[Aim 1]:
From the mall customer segmentation page, list every library named under its tech stack heading.
[Aim 2]:
Convert the listing lines from the line with "y-tick-label: -0.5 (1129, 2018, 1174, 2047)" to the line with "panel-c: (C) Averagelysosomal" into a Markdown table with the columns Row and Entry, skipping blank lines.

[Passage to read]:
□ □ □ □

Mall-Customer-Segmentation

Project 2 : Mall Customer Segmentation

dataset-cover

DATASET USED :

Kaggle Mall Customer Segmentation Data (for learning purpose)

Screenshot (445)

Tech Stack used:

  1. Numpy
  2. Pandas
  3. Sklearn
  4. Matplotlib

    Code

Importing libraries

import numpy as np
import pandas as pd
from sklearn.cluster import KMeans
import matplotlib.pyplot as plt

Data Collection and Analysis

dataset_customers=pd.read_csv('/content/Mall_Customers.csv')
print(dataset_customers.head())
X=dataset_customers.iloc[:,[3,4]].values #only need last two columns

Finding Apt Number of Clusters

min_dis_sum=[]
for i in range(1,11):
    model= KMeans(n_clusters=i,init='k-means++',random_state=23)
    model.fit(X)
    min_dis_sum.append(model.inertia_)
  

ELBOW POINT GRAPH

plt.plot(range(1,11),min_dis_sum)
plt.title('The Elbow point graph')
plt.xlabel('Number of clusters')
plt.ylabel('Within Clusters Sum of squares ')
plt.show()

download (1)

Appropriate or optimum number of clusters = 5

Plot Within Clusters Sum of squares to number of clusters

model=KMeans(n_clusters=5,init='k-means++',random_state=0)

□ □ □ □

[Task input]:
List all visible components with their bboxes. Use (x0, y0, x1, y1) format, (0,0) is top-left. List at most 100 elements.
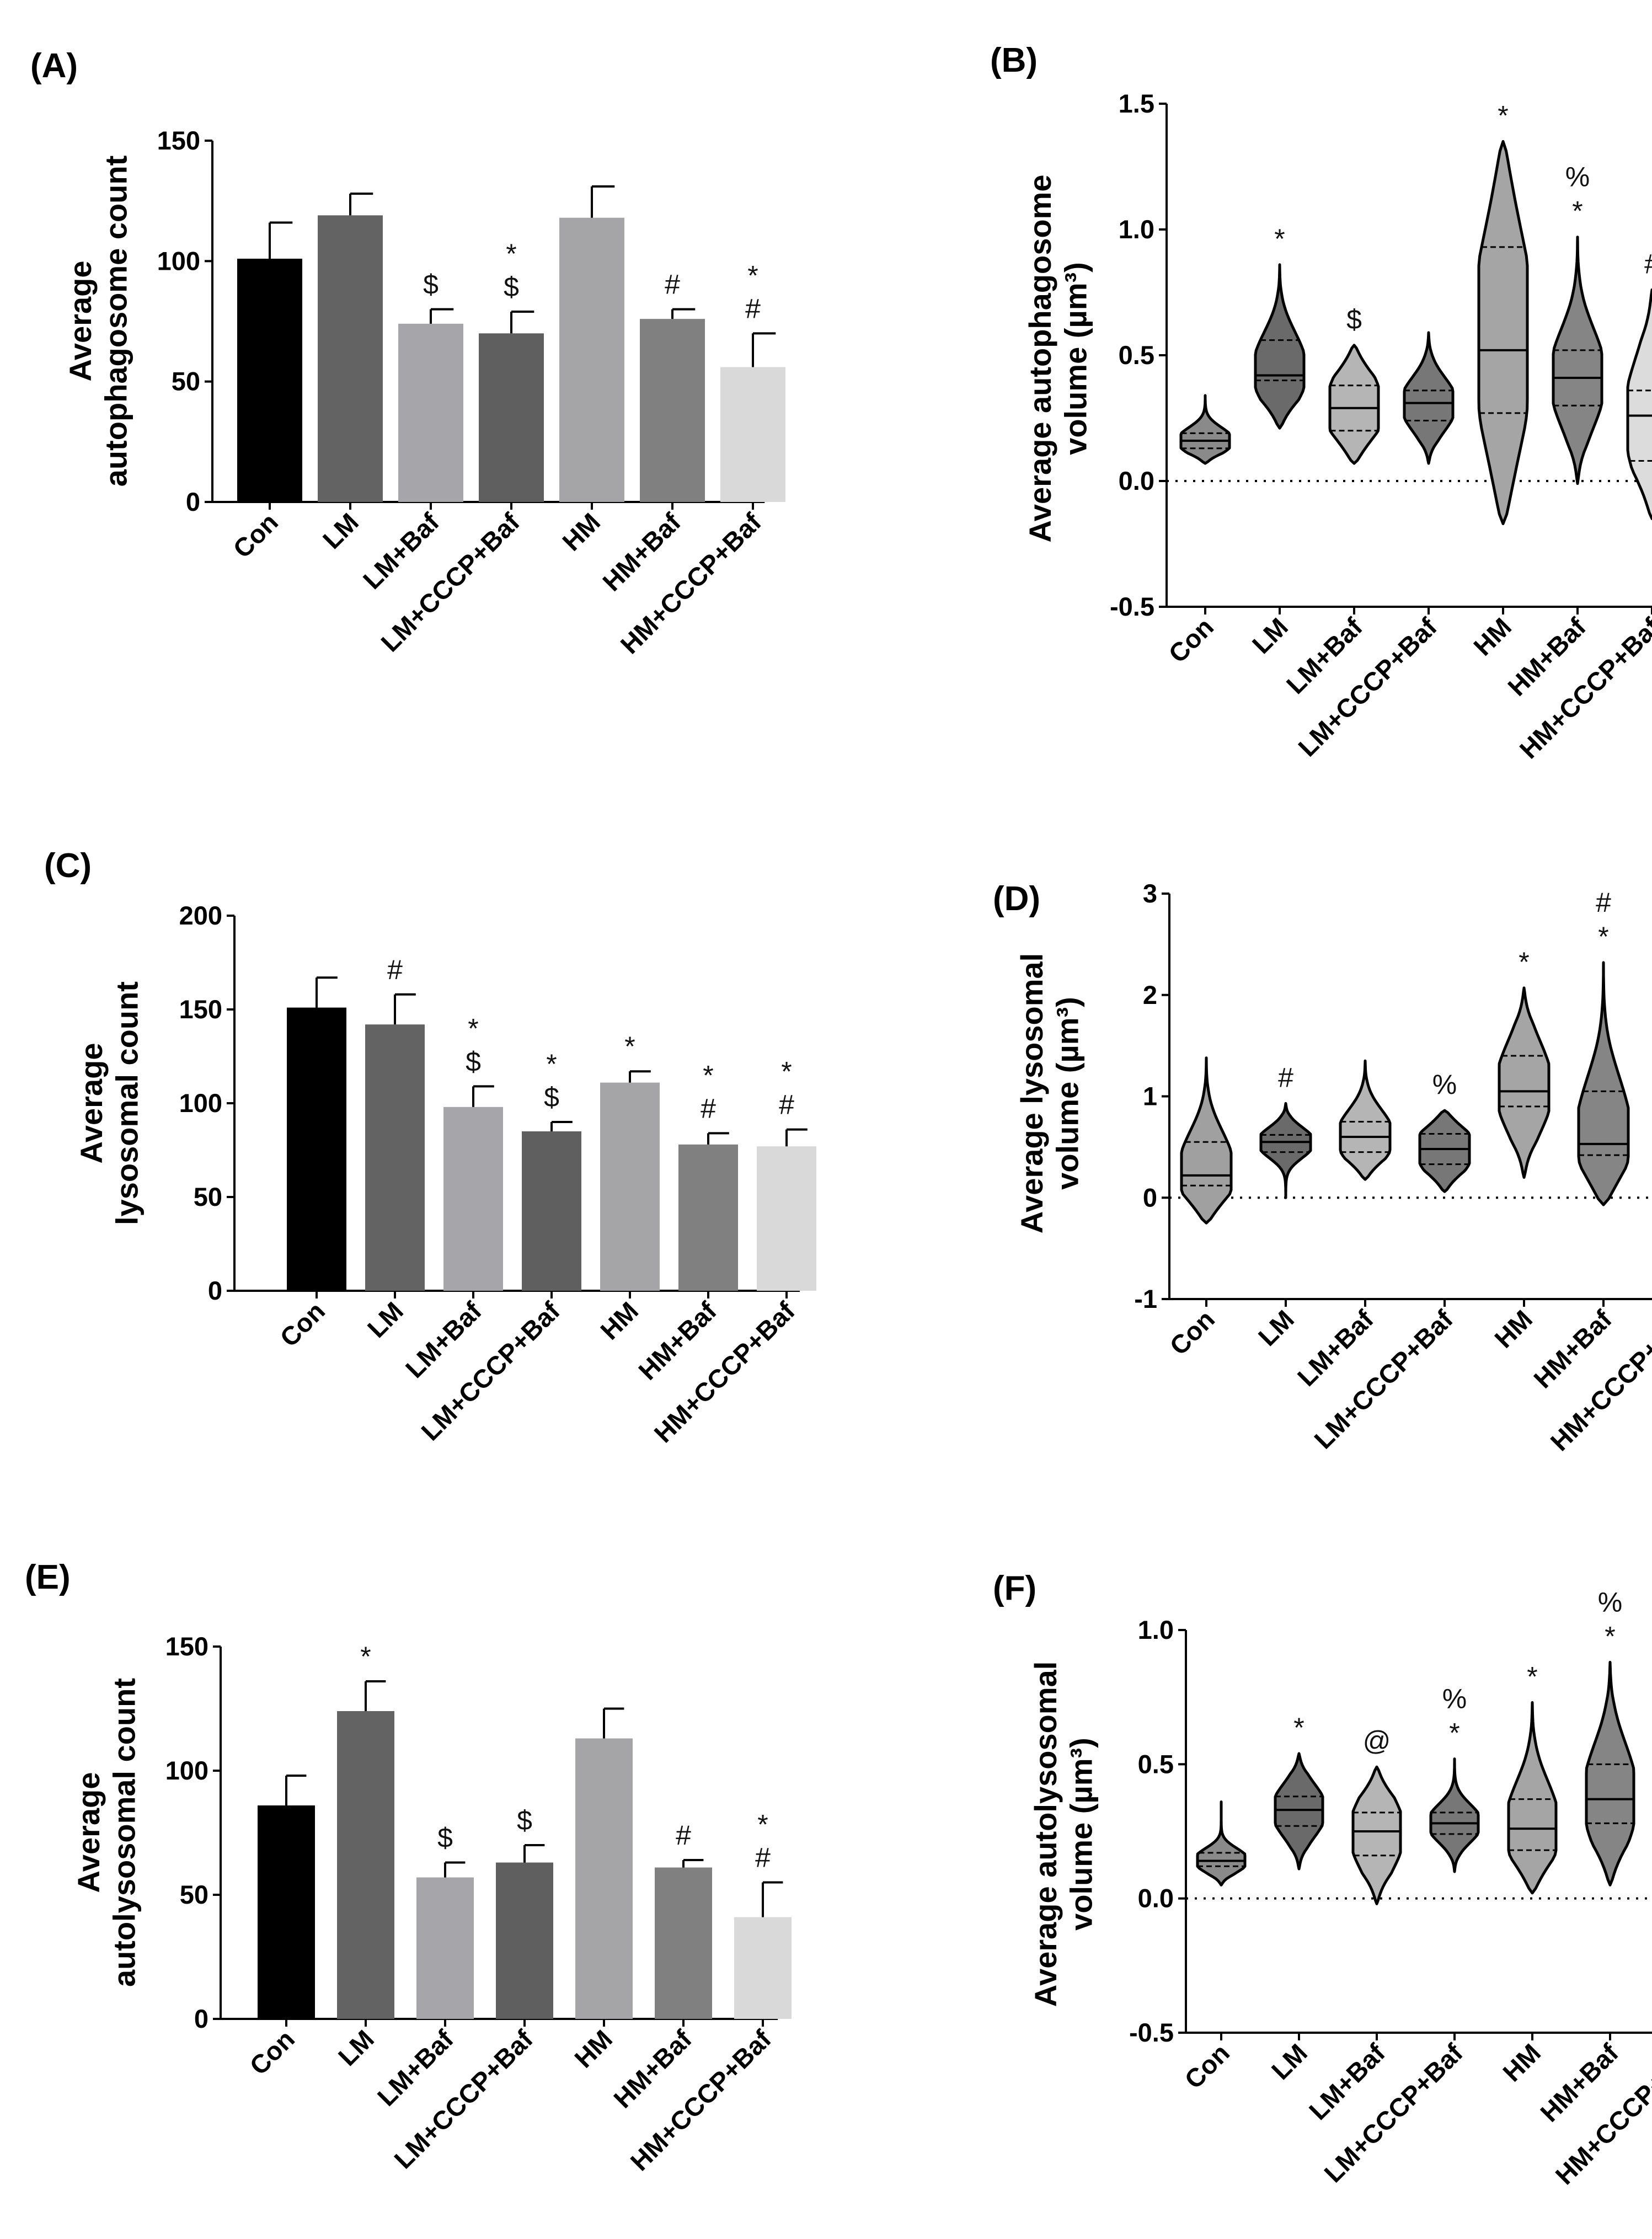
y-tick-label: -0.5 (1129, 2018, 1174, 2047)
y-tick-label: 0 (194, 2004, 208, 2033)
y-axis-title-line: Average autophagosome (1023, 175, 1057, 543)
panel-label: (E) (25, 1558, 71, 1596)
violin (1429, 1757, 1480, 1873)
x-tick-label: HM (595, 1296, 644, 1345)
y-tick-label: 100 (157, 246, 200, 275)
significance-mark: * (703, 1060, 713, 1091)
y-axis-title-line: volume (µm³) (1058, 262, 1093, 455)
panel-c: (C) Averagelysosomal count 0 50 100 150 200 Con… (44, 847, 816, 1448)
bar (720, 367, 785, 502)
bar (734, 1917, 792, 2019)
x-tick-label: LM (1247, 612, 1293, 659)
y-axis-title: Average lysosomalvolume (µm³) (1014, 953, 1084, 1233)
significance-mark: $ (423, 269, 439, 300)
y-tick-label: 50 (180, 1880, 208, 1909)
y-tick-label: 2 (1143, 980, 1157, 1009)
significance-mark: * (506, 238, 516, 269)
y-axis-title-line: Average autolysosomal (1028, 1661, 1063, 2007)
y-tick-label: 1 (1143, 1082, 1157, 1111)
y-axis-title: Average autophagosomevolume (µm³) (1023, 175, 1093, 543)
violin (1507, 1701, 1558, 1895)
significance-mark: % (1442, 1684, 1467, 1714)
bar (496, 1862, 553, 2019)
x-tick-label: HM (1497, 2038, 1546, 2087)
significance-mark: * (1293, 1712, 1304, 1743)
significance-mark: # (1596, 887, 1611, 918)
significance-mark: # (701, 1093, 716, 1124)
violin (1274, 1752, 1324, 1871)
significance-mark: * (1519, 947, 1529, 977)
y-tick-label: 100 (165, 1756, 208, 1785)
significance-mark: $ (466, 1046, 481, 1077)
y-tick-label: 150 (157, 126, 200, 155)
significance-mark: % (1598, 1586, 1622, 1617)
y-tick-label: 0 (186, 487, 200, 516)
y-tick-label: 0.5 (1138, 1749, 1174, 1778)
y-tick-label: 0.0 (1138, 1884, 1174, 1913)
bar (416, 1877, 474, 2019)
bar (365, 1024, 425, 1291)
panel-a: (A) Averageautophagosome count 0 50 100 150 Co… (30, 47, 785, 659)
violin (1254, 263, 1306, 430)
bar (559, 217, 624, 502)
x-tick-label: HM (557, 507, 606, 557)
panel-label: (A) (30, 47, 78, 85)
y-axis-title-line: lysosomal count (109, 981, 144, 1225)
y-axis-title-line: Average lysosomal (1014, 953, 1049, 1233)
y-tick-label: 100 (179, 1088, 222, 1118)
x-tick-label: Con (227, 507, 284, 564)
panel-b: (B) Average autophagosomevolume (µm³) -0.5… (990, 41, 1652, 764)
panel-d: (D) Average lysosomalvolume (µm³) -1 0 1 2 3 Co… (993, 879, 1652, 1456)
significance-mark: # (1278, 1062, 1293, 1093)
significance-mark: * (1605, 1621, 1615, 1652)
bar (258, 1805, 315, 2019)
violin (1339, 1059, 1392, 1181)
y-axis-title: Averagelysosomal count (74, 981, 144, 1225)
significance-mark: # (1644, 248, 1652, 279)
significance-mark: * (747, 260, 758, 291)
y-axis-title-line: autolysosomal count (106, 1678, 141, 1987)
panel-f: (F) Average autolysosomalvolume (µm³) -0.5… (993, 1569, 1652, 2190)
x-tick-label: Con (1179, 2038, 1235, 2094)
x-tick-label: LM (1266, 2038, 1313, 2085)
y-axis-title: Averageautolysosomal count (71, 1678, 141, 1987)
y-tick-label: 50 (194, 1182, 222, 1211)
x-tick-label: Con (1164, 1305, 1220, 1361)
bar (287, 1007, 346, 1291)
y-axis-title: Averageautophagosome count (63, 156, 133, 487)
bar (479, 333, 544, 502)
y-tick-label: 3 (1143, 879, 1157, 908)
significance-mark: $ (504, 271, 519, 302)
x-tick-label: HM+CCCP+Baf (624, 2024, 777, 2176)
y-tick-label: 0.0 (1119, 466, 1154, 495)
x-tick-label: LM+CCCP+Baf (375, 507, 525, 657)
y-axis-title-line: Average (63, 261, 98, 382)
bar (522, 1131, 581, 1291)
x-tick-label: HM+CCCP+Baf (614, 507, 767, 659)
significance-mark: * (1274, 223, 1285, 254)
significance-mark: * (624, 1031, 635, 1062)
significance-mark: * (1598, 921, 1608, 952)
x-tick-label: HM (1489, 1305, 1538, 1354)
significance-mark: # (779, 1089, 794, 1120)
bar (640, 319, 705, 502)
y-tick-label: 200 (179, 901, 222, 930)
significance-mark: * (1498, 100, 1508, 131)
bar (678, 1144, 738, 1291)
x-tick-label: LM+CCCP+Baf (1292, 612, 1442, 762)
panel-e: (E) Averageautolysosomal count 0 50 100 150 Co… (25, 1558, 792, 2176)
y-tick-label: 0.5 (1119, 340, 1154, 370)
y-tick-label: 1.0 (1138, 1615, 1174, 1644)
bar (600, 1082, 660, 1291)
violin (1585, 1660, 1635, 1887)
significance-mark: # (745, 293, 761, 324)
y-axis-title-line: volume (µm³) (1063, 1738, 1098, 1931)
y-tick-label: 0 (208, 1276, 222, 1305)
significance-mark: # (755, 1842, 771, 1873)
significance-mark: $ (437, 1823, 453, 1853)
x-tick-label: HM+CCCP+Baf (648, 1296, 800, 1448)
violin (1196, 1800, 1247, 1887)
significance-mark: # (665, 269, 680, 300)
bar (443, 1107, 503, 1291)
violin (1552, 236, 1603, 485)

□ □ □ □

[Task result 1]:
1. Numpy
2. Pandas
3. Sklearn
4. Matplotlib

[Task result 2]:
| Row | Entry |
|---|---|
| 1 | y-tick-label: -0.5 (1129, 2018, 1174, 2047) |
| 2 | y-tick-label: 0 (194, 2004, 208, 2033) |
| 3 | y-axis-title-line: Average autophagosome (1023, 175, 1057, 543) |
| 4 | panel-label: (E) (25, 1558, 71, 1596) |
| 5 | violin (1429, 1757, 1480, 1873) |
| 6 | x-tick-label: HM (595, 1296, 644, 1345) |
| 7 | y-tick-label: 100 (157, 246, 200, 275) |
| 8 | significance-mark: * (703, 1060, 713, 1091) |
| 9 | y-axis-title-line: volume (µm³) (1058, 262, 1093, 455) |
| 10 | panel-c: (C) Averagelysosomal count 0 50 100 150 200 Con… (44, 847, 816, 1448) |